- **Short exercise**
Select the lines that hold the word "available" and copy each one.

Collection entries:
****
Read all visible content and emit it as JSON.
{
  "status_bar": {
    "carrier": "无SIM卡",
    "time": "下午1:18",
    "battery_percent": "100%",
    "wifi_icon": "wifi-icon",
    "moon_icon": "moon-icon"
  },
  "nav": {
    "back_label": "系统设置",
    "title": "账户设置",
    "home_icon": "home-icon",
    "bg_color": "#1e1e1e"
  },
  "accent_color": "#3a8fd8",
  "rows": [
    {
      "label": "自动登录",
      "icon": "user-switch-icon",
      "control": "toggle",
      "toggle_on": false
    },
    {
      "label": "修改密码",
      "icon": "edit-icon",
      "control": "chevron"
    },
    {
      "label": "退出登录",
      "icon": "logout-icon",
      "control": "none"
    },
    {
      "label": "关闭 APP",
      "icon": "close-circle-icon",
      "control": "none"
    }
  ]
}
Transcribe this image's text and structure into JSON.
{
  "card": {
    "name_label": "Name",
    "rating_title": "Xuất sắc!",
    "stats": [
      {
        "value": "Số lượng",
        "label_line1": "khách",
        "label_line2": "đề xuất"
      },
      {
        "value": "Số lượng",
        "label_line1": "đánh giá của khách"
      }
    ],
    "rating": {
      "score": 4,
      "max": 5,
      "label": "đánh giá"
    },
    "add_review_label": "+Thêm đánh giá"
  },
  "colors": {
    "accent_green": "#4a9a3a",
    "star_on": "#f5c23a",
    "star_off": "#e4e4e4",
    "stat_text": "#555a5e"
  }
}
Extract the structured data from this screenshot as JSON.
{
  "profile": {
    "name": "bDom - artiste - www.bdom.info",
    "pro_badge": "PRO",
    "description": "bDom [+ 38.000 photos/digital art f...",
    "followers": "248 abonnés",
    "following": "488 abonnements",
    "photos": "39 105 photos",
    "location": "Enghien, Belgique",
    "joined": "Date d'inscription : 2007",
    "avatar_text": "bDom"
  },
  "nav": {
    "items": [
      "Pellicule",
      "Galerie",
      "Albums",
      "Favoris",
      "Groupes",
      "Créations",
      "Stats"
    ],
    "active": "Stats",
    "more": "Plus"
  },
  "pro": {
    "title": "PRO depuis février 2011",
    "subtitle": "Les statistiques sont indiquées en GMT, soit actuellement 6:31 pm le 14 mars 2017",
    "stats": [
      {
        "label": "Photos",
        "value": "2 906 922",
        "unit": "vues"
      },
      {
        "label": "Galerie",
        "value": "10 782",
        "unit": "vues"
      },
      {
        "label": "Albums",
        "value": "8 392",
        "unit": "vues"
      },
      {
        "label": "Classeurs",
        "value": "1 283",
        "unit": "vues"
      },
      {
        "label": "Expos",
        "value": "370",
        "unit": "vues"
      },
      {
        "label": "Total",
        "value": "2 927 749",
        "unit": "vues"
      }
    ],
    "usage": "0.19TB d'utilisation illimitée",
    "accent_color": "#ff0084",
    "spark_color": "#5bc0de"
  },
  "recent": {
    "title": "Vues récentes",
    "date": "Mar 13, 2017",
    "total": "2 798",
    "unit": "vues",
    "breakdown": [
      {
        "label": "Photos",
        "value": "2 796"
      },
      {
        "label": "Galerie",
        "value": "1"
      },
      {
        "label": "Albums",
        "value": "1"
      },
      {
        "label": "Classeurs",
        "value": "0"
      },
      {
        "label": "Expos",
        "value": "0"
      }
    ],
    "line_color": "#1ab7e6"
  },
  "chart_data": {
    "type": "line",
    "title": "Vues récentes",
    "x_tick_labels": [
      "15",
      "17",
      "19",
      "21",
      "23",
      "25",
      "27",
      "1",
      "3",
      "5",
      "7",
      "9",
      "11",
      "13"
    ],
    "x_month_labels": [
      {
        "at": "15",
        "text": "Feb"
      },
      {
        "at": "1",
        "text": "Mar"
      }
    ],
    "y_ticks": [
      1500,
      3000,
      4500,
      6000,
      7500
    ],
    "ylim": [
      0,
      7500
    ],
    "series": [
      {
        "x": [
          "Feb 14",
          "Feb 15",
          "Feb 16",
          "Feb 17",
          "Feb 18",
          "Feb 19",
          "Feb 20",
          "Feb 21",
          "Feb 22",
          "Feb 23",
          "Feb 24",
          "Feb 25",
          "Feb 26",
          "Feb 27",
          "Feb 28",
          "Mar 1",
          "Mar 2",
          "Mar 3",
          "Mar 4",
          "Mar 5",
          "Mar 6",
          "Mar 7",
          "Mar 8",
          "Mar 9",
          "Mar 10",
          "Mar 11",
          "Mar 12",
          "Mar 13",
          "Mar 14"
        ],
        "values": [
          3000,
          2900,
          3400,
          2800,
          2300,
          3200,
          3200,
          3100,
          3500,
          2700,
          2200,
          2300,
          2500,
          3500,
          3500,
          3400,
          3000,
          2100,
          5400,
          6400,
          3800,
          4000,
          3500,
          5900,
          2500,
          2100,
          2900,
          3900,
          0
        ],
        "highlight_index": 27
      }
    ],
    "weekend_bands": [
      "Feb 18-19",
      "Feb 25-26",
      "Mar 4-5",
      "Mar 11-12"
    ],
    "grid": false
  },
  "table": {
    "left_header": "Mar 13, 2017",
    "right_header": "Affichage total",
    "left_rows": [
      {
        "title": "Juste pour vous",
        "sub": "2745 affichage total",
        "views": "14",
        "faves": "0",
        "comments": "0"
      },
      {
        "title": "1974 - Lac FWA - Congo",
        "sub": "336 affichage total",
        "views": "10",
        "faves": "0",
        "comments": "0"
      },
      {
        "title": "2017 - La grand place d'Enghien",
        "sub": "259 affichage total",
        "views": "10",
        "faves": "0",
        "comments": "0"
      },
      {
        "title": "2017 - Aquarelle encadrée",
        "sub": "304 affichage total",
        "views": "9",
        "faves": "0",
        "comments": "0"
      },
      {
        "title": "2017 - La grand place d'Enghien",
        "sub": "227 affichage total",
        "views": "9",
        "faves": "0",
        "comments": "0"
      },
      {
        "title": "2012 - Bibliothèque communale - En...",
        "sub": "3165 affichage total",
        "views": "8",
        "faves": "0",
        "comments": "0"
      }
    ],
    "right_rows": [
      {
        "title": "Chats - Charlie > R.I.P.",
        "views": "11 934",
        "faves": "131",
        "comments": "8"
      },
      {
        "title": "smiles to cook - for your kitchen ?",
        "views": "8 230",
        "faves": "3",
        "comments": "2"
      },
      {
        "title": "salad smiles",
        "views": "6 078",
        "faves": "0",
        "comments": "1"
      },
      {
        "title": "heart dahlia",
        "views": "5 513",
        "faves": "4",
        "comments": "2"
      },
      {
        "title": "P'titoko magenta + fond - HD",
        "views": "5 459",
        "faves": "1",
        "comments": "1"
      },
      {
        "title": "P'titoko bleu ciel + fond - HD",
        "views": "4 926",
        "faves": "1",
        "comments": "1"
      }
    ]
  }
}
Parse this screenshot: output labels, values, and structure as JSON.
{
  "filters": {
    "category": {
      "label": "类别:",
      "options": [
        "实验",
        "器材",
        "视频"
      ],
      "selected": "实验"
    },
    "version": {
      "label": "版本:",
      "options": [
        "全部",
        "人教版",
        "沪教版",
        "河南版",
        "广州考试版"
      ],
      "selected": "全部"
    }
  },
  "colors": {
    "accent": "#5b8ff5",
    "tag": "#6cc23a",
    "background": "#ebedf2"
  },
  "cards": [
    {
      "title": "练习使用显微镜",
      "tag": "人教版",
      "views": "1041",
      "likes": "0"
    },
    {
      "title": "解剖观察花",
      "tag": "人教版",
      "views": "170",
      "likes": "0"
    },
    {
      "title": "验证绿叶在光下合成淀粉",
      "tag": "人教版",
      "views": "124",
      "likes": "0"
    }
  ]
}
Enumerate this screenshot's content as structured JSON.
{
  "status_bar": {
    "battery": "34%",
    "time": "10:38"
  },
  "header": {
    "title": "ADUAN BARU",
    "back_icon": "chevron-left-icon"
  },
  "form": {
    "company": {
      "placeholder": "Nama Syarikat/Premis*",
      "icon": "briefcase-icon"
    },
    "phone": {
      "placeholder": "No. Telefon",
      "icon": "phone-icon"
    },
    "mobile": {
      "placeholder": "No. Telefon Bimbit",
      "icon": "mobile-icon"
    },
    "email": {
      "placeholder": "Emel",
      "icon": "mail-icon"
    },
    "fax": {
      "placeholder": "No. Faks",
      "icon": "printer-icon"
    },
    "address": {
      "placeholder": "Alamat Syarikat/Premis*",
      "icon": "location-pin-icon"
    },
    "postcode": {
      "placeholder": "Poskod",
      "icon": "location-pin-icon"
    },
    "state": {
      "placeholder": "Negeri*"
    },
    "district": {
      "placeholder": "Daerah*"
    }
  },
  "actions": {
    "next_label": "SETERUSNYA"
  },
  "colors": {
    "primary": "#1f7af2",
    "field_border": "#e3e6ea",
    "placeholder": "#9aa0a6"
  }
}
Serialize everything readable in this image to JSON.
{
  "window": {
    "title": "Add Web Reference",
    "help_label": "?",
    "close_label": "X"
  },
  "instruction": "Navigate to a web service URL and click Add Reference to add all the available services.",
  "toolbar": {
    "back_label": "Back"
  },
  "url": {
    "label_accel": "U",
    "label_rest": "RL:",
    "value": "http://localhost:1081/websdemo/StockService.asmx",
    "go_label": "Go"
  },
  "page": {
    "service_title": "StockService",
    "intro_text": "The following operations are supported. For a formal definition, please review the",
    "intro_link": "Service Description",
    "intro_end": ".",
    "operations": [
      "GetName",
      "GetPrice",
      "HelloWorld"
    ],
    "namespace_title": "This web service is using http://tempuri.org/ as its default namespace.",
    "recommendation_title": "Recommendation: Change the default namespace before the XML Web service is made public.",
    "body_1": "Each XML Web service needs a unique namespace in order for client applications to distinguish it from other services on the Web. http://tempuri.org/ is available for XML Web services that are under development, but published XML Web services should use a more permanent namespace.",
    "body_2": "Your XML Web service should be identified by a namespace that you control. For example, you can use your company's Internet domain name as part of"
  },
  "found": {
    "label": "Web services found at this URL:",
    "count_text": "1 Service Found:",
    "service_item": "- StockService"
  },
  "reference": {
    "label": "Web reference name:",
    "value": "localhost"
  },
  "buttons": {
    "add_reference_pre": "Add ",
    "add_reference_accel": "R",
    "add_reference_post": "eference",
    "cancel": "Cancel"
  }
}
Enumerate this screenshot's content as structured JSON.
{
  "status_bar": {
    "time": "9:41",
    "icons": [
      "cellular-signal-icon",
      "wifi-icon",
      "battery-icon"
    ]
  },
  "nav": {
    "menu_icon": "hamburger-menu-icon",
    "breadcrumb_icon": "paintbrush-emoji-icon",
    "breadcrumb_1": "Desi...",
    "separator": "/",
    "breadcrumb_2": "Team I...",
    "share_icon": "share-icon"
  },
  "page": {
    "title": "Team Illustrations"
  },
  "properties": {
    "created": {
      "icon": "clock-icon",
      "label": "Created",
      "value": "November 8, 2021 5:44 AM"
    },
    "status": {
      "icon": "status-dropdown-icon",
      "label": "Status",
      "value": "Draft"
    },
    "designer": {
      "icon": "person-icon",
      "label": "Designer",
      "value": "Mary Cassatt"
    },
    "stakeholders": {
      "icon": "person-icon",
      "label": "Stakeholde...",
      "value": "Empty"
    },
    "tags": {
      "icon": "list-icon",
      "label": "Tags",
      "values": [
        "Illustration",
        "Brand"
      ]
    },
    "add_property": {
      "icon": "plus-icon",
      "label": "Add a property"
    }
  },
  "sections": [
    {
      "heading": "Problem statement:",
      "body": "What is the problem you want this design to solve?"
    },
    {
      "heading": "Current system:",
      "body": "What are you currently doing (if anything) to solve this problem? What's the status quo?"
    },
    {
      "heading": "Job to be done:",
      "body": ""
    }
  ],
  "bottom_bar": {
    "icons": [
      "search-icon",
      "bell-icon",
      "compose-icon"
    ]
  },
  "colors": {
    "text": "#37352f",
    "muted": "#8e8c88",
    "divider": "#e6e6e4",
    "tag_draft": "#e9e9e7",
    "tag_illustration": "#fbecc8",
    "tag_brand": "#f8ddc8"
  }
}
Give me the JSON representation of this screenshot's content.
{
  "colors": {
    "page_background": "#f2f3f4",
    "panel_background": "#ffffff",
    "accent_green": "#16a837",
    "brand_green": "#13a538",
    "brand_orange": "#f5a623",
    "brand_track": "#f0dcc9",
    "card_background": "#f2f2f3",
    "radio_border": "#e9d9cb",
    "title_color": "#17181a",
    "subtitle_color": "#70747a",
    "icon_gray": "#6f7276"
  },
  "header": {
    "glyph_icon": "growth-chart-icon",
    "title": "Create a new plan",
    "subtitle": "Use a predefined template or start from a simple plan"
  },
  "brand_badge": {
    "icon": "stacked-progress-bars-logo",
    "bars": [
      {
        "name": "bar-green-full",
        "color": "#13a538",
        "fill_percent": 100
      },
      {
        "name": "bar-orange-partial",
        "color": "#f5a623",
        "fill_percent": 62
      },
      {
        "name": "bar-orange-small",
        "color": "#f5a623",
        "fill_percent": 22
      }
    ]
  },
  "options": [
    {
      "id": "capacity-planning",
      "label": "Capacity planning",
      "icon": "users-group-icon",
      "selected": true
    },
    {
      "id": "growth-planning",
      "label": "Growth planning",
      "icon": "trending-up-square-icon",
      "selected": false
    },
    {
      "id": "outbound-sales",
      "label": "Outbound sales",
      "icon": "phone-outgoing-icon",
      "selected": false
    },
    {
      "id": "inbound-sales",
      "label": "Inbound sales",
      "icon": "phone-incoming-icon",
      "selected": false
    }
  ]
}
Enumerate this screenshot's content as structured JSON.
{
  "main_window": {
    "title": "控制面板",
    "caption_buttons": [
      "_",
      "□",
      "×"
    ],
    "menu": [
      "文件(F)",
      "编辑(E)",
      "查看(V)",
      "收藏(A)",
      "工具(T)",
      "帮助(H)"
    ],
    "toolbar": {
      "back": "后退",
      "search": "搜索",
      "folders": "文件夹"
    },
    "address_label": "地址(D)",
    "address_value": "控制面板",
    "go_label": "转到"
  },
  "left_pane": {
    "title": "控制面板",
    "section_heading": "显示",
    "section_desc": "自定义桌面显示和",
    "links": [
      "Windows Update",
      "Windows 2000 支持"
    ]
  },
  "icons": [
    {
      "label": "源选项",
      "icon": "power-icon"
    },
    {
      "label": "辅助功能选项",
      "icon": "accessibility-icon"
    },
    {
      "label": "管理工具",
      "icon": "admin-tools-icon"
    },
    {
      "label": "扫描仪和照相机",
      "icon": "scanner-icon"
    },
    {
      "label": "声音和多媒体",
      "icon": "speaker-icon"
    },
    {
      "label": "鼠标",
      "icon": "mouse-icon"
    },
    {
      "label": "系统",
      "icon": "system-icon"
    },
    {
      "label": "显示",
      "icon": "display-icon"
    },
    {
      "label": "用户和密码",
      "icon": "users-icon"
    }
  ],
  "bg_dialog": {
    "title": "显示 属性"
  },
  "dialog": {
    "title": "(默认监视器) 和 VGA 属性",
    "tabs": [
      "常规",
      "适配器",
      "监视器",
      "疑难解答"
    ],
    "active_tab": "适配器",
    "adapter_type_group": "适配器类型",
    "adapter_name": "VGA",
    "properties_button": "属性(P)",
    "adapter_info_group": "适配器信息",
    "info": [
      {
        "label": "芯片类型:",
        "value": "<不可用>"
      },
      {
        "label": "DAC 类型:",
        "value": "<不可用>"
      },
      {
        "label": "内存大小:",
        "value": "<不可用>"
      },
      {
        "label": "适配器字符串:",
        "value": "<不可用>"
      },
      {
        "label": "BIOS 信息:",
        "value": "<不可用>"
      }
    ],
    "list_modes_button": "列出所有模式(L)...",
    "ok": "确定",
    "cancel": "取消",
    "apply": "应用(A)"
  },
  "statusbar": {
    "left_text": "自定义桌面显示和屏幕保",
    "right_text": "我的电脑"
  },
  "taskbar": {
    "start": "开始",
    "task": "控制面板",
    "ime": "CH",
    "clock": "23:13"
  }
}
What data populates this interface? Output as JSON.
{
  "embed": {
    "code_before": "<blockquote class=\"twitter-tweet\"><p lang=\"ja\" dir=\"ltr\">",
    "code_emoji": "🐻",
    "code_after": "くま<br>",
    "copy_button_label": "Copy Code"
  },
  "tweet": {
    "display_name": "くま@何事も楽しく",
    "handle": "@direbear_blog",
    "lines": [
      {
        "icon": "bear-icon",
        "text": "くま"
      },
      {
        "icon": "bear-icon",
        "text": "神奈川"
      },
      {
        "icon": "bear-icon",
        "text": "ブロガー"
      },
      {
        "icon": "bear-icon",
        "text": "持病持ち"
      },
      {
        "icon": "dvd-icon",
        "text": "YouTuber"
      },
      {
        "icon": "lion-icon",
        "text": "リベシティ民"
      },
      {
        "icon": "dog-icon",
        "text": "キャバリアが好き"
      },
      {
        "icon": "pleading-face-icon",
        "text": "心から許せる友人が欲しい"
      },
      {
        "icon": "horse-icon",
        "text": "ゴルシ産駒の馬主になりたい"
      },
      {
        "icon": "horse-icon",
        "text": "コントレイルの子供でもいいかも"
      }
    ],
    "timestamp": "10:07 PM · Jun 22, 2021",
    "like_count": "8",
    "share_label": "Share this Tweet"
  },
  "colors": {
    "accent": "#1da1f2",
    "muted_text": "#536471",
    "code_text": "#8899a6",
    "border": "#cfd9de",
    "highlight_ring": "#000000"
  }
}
****
- **Response below**
  "instruction": "Navigate to a web service URL and click Add Reference to add all the available services.",
    "body_1": "Each XML Web service needs a unique namespace in order for client applications to distinguish it from other services on the Web. http://tempuri.org/ is available for XML Web services that are under development, but published XML Web services should use a more permanent namespace.",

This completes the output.